** Start of Data to process **

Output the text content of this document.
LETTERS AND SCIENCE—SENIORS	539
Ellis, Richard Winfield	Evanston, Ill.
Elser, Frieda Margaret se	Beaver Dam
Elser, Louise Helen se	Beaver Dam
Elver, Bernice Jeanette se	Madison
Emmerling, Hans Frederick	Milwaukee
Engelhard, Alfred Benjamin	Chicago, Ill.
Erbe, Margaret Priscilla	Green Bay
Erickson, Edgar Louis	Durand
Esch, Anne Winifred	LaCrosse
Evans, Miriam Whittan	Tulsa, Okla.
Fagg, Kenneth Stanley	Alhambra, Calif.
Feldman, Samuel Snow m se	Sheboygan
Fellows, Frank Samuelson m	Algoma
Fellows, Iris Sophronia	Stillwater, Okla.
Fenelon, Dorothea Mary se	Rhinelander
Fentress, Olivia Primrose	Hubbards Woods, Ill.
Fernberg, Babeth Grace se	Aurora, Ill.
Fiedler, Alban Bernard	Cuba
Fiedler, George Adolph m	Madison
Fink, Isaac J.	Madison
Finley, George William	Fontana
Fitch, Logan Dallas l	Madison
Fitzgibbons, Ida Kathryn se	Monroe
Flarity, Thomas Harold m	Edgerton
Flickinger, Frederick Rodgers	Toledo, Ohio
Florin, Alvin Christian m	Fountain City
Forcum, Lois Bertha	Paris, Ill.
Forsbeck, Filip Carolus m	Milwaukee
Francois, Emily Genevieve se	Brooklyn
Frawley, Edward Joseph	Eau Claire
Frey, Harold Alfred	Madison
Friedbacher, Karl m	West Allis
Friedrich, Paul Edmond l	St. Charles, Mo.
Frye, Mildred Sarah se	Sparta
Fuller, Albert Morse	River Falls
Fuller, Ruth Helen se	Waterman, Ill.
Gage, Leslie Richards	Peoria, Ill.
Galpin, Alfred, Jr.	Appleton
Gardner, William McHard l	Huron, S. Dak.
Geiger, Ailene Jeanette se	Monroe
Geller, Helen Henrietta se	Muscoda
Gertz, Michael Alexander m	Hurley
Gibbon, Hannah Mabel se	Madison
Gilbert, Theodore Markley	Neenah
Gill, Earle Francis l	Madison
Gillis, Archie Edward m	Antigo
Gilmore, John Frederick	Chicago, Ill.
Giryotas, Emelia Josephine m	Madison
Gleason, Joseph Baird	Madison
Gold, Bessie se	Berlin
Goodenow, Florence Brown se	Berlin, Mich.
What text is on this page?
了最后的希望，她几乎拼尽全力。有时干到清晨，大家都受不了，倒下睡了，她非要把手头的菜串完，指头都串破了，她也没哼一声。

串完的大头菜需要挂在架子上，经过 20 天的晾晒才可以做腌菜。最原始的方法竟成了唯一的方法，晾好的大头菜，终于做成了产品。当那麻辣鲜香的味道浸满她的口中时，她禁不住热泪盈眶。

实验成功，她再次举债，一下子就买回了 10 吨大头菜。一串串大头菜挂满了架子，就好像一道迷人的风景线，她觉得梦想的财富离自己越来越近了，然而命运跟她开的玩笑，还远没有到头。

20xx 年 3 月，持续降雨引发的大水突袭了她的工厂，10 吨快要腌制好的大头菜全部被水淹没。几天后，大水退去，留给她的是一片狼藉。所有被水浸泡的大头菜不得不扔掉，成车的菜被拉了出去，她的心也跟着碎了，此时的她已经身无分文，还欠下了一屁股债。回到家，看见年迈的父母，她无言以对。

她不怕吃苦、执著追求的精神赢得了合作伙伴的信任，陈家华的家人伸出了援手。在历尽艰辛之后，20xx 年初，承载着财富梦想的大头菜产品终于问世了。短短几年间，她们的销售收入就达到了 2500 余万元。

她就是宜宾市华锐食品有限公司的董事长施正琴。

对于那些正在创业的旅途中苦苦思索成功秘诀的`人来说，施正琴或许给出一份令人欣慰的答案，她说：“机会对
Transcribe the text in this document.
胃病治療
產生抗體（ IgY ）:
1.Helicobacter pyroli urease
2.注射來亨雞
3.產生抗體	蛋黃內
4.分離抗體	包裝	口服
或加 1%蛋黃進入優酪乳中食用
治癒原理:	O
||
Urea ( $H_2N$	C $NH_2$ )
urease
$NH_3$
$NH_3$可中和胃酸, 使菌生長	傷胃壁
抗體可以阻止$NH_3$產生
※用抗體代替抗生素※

** End of Data to process **

- **What you should do**
Transcribe each record exactly. Leave nothing out.

- **Solution to this task**
Output the text content of this document.
LETTERS AND SCIENCE—SENIORS	539
Ellis, Richard Winfield	Evanston, Ill.
Elser, Frieda Margaret se	Beaver Dam
Elser, Louise Helen se	Beaver Dam
Elver, Bernice Jeanette se	Madison
Emmerling, Hans Frederick	Milwaukee
Engelhard, Alfred Benjamin	Chicago, Ill.
Erbe, Margaret Priscilla	Green Bay
Erickson, Edgar Louis	Durand
Esch, Anne Winifred	LaCrosse
Evans, Miriam Whittan	Tulsa, Okla.
Fagg, Kenneth Stanley	Alhambra, Calif.
Feldman, Samuel Snow m se	Sheboygan
Fellows, Frank Samuelson m	Algoma
Fellows, Iris Sophronia	Stillwater, Okla.
Fenelon, Dorothea Mary se	Rhinelander
Fentress, Olivia Primrose	Hubbards Woods, Ill.
Fernberg, Babeth Grace se	Aurora, Ill.
Fiedler, Alban Bernard	Cuba
Fiedler, George Adolph m	Madison
Fink, Isaac J.	Madison
Finley, George William	Fontana
Fitch, Logan Dallas l	Madison
Fitzgibbons, Ida Kathryn se	Monroe
Flarity, Thomas Harold m	Edgerton
Flickinger, Frederick Rodgers	Toledo, Ohio
Florin, Alvin Christian m	Fountain City
Forcum, Lois Bertha	Paris, Ill.
Forsbeck, Filip Carolus m	Milwaukee
Francois, Emily Genevieve se	Brooklyn
Frawley, Edward Joseph	Eau Claire
Frey, Harold Alfred	Madison
Friedbacher, Karl m	West Allis
Friedrich, Paul Edmond l	St. Charles, Mo.
Frye, Mildred Sarah se	Sparta
Fuller, Albert Morse	River Falls
Fuller, Ruth Helen se	Waterman, Ill.
Gage, Leslie Richards	Peoria, Ill.
Galpin, Alfred, Jr.	Appleton
Gardner, William McHard l	Huron, S. Dak.
Geiger, Ailene Jeanette se	Monroe
Geller, Helen Henrietta se	Muscoda
Gertz, Michael Alexander m	Hurley
Gibbon, Hannah Mabel se	Madison
Gilbert, Theodore Markley	Neenah
Gill, Earle Francis l	Madison
Gillis, Archie Edward m	Antigo
Gilmore, John Frederick	Chicago, Ill.
Giryotas, Emelia Josephine m	Madison
Gleason, Joseph Baird	Madison
Gold, Bessie se	Berlin
Goodenow, Florence Brown se	Berlin, Mich.
What text is on this page?
了最后的希望，她几乎拼尽全力。有时干到清晨，大家都受不了，倒下睡了，她非要把手头的菜串完，指头都串破了，她也没哼一声。

串完的大头菜需要挂在架子上，经过 20 天的晾晒才可以做腌菜。最原始的方法竟成了唯一的方法，晾好的大头菜，终于做成了产品。当那麻辣鲜香的味道浸满她的口中时，她禁不住热泪盈眶。

实验成功，她再次举债，一下子就买回了 10 吨大头菜。一串串大头菜挂满了架子，就好像一道迷人的风景线，她觉得梦想的财富离自己越来越近了，然而命运跟她开的玩笑，还远没有到头。

20xx 年 3 月，持续降雨引发的大水突袭了她的工厂，10 吨快要腌制好的大头菜全部被水淹没。几天后，大水退去，留给她的是一片狼藉。所有被水浸泡的大头菜不得不扔掉，成车的菜被拉了出去，她的心也跟着碎了，此时的她已经身无分文，还欠下了一屁股债。回到家，看见年迈的父母，她无言以对。

她不怕吃苦、执著追求的精神赢得了合作伙伴的信任，陈家华的家人伸出了援手。在历尽艰辛之后，20xx 年初，承载着财富梦想的大头菜产品终于问世了。短短几年间，她们的销售收入就达到了 2500 余万元。

她就是宜宾市华锐食品有限公司的董事长施正琴。

对于那些正在创业的旅途中苦苦思索成功秘诀的`人来说，施正琴或许给出一份令人欣慰的答案，她说：“机会对
Transcribe the text in this document.
胃病治療
產生抗體（ IgY ）:
1.Helicobacter pyroli urease
2.注射來亨雞
3.產生抗體	蛋黃內
4.分離抗體	包裝	口服
或加 1%蛋黃進入優酪乳中食用
治癒原理:	O
||
Urea ( $H_2N$	C $NH_2$ )
urease
$NH_3$
$NH_3$可中和胃酸, 使菌生長	傷胃壁
抗體可以阻止$NH_3$產生
※用抗體代替抗生素※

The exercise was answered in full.